* START Material supplied *

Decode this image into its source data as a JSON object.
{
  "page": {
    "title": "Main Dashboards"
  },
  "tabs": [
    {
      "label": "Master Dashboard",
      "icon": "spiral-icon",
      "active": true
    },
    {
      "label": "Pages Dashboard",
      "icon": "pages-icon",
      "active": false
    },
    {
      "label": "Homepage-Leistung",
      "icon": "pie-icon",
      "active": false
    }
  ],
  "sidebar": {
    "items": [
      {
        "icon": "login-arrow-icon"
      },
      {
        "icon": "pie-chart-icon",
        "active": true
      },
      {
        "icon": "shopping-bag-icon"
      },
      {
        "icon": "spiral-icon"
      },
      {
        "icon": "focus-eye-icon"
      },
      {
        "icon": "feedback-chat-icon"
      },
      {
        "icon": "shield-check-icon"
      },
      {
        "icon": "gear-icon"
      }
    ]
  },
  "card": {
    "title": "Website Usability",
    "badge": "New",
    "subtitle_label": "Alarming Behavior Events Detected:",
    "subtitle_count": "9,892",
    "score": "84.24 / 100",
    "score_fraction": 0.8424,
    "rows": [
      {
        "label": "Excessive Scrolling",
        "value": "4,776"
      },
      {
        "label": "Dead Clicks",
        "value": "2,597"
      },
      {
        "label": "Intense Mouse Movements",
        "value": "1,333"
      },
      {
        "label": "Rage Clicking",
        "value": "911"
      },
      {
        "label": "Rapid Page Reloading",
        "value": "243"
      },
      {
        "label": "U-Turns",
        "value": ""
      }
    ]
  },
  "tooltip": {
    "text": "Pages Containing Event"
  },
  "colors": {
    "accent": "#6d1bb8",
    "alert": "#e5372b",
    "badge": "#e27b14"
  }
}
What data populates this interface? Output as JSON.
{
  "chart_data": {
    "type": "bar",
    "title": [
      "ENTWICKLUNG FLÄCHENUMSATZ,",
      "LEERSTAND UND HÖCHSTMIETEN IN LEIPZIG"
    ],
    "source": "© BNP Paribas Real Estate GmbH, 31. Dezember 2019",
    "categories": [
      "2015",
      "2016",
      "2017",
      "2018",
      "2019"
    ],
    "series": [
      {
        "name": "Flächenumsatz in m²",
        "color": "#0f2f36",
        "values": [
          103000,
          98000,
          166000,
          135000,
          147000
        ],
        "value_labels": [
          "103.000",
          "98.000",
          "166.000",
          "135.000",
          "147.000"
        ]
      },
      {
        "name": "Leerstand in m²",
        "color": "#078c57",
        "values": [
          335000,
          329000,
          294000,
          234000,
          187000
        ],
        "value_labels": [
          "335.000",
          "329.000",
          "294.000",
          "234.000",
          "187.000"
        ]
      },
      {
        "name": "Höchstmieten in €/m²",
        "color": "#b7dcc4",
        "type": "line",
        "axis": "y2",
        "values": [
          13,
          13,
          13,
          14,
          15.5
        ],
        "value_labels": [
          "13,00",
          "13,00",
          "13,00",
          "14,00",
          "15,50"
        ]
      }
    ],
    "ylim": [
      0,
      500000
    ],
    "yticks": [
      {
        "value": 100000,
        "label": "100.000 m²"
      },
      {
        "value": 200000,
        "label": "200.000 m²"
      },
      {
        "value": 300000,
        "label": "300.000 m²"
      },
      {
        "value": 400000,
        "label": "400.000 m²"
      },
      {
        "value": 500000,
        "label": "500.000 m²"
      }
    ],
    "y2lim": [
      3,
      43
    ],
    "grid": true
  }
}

* END Material supplied *

• **Task to complete**:
Would you reproduce the material above in full, exactly as given?

• **Task solution**:
Decode this image into its source data as a JSON object.
{
  "page": {
    "title": "Main Dashboards"
  },
  "tabs": [
    {
      "label": "Master Dashboard",
      "icon": "spiral-icon",
      "active": true
    },
    {
      "label": "Pages Dashboard",
      "icon": "pages-icon",
      "active": false
    },
    {
      "label": "Homepage-Leistung",
      "icon": "pie-icon",
      "active": false
    }
  ],
  "sidebar": {
    "items": [
      {
        "icon": "login-arrow-icon"
      },
      {
        "icon": "pie-chart-icon",
        "active": true
      },
      {
        "icon": "shopping-bag-icon"
      },
      {
        "icon": "spiral-icon"
      },
      {
        "icon": "focus-eye-icon"
      },
      {
        "icon": "feedback-chat-icon"
      },
      {
        "icon": "shield-check-icon"
      },
      {
        "icon": "gear-icon"
      }
    ]
  },
  "card": {
    "title": "Website Usability",
    "badge": "New",
    "subtitle_label": "Alarming Behavior Events Detected:",
    "subtitle_count": "9,892",
    "score": "84.24 / 100",
    "score_fraction": 0.8424,
    "rows": [
      {
        "label": "Excessive Scrolling",
        "value": "4,776"
      },
      {
        "label": "Dead Clicks",
        "value": "2,597"
      },
      {
        "label": "Intense Mouse Movements",
        "value": "1,333"
      },
      {
        "label": "Rage Clicking",
        "value": "911"
      },
      {
        "label": "Rapid Page Reloading",
        "value": "243"
      },
      {
        "label": "U-Turns",
        "value": ""
      }
    ]
  },
  "tooltip": {
    "text": "Pages Containing Event"
  },
  "colors": {
    "accent": "#6d1bb8",
    "alert": "#e5372b",
    "badge": "#e27b14"
  }
}
What data populates this interface? Output as JSON.
{
  "chart_data": {
    "type": "bar",
    "title": [
      "ENTWICKLUNG FLÄCHENUMSATZ,",
      "LEERSTAND UND HÖCHSTMIETEN IN LEIPZIG"
    ],
    "source": "© BNP Paribas Real Estate GmbH, 31. Dezember 2019",
    "categories": [
      "2015",
      "2016",
      "2017",
      "2018",
      "2019"
    ],
    "series": [
      {
        "name": "Flächenumsatz in m²",
        "color": "#0f2f36",
        "values": [
          103000,
          98000,
          166000,
          135000,
          147000
        ],
        "value_labels": [
          "103.000",
          "98.000",
          "166.000",
          "135.000",
          "147.000"
        ]
      },
      {
        "name": "Leerstand in m²",
        "color": "#078c57",
        "values": [
          335000,
          329000,
          294000,
          234000,
          187000
        ],
        "value_labels": [
          "335.000",
          "329.000",
          "294.000",
          "234.000",
          "187.000"
        ]
      },
      {
        "name": "Höchstmieten in €/m²",
        "color": "#b7dcc4",
        "type": "line",
        "axis": "y2",
        "values": [
          13,
          13,
          13,
          14,
          15.5
        ],
        "value_labels": [
          "13,00",
          "13,00",
          "13,00",
          "14,00",
          "15,50"
        ]
      }
    ],
    "ylim": [
      0,
      500000
    ],
    "yticks": [
      {
        "value": 100000,
        "label": "100.000 m²"
      },
      {
        "value": 200000,
        "label": "200.000 m²"
      },
      {
        "value": 300000,
        "label": "300.000 m²"
      },
      {
        "value": 400000,
        "label": "400.000 m²"
      },
      {
        "value": 500000,
        "label": "500.000 m²"
      }
    ],
    "y2lim": [
      3,
      43
    ],
    "grid": true
  }
}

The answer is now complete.